**Task**
Copy every line in which the string "value" occurs.

**Dataset records**

Start

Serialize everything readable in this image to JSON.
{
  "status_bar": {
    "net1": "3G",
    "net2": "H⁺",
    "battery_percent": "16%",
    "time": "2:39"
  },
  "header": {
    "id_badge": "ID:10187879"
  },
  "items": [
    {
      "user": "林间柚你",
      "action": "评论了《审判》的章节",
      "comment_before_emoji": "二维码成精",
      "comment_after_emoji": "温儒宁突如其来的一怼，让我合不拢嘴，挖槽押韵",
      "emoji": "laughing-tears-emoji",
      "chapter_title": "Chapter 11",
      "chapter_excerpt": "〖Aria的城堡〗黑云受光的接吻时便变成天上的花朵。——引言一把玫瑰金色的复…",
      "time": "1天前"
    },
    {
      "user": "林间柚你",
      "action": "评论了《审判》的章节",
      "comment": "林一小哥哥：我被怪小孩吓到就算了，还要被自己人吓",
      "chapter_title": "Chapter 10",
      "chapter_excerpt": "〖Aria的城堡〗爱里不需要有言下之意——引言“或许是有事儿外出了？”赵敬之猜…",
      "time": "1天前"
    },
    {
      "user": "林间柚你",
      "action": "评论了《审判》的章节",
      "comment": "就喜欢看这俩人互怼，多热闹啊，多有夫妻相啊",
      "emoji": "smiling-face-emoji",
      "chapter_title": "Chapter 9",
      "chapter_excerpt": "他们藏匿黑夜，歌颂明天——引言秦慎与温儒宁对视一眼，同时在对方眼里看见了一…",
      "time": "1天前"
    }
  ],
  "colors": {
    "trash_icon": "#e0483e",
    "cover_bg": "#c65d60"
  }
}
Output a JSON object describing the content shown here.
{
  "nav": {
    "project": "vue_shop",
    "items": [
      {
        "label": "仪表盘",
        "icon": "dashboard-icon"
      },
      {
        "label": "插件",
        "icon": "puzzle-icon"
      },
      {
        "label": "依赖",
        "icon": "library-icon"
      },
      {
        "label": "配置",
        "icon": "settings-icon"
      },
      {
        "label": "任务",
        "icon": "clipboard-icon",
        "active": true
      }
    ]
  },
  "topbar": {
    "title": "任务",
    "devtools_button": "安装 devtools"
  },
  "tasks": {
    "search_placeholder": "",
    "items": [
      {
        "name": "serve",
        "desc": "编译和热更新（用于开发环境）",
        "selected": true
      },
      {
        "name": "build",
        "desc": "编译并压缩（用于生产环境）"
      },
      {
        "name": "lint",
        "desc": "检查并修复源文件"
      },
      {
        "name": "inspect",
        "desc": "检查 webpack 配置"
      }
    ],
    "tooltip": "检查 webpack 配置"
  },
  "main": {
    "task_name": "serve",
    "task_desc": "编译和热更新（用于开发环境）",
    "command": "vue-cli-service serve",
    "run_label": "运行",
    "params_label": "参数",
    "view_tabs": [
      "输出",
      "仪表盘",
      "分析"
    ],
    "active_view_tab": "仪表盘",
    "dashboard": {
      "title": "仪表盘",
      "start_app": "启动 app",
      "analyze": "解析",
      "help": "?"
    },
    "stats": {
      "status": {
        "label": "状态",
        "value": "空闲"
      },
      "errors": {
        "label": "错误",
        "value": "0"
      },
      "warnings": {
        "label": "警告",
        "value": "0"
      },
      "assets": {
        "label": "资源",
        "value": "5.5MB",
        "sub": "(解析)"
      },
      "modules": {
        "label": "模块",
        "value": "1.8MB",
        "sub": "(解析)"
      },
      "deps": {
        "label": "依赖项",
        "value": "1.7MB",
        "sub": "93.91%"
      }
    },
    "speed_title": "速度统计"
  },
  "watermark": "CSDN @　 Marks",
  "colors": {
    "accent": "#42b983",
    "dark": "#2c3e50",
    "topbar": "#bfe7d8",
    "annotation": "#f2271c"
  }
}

End

**Task answer**
        "value": "空闲"
        "value": "0"
        "value": "0"
        "value": "5.5MB",
        "value": "1.8MB",
        "value": "1.7MB",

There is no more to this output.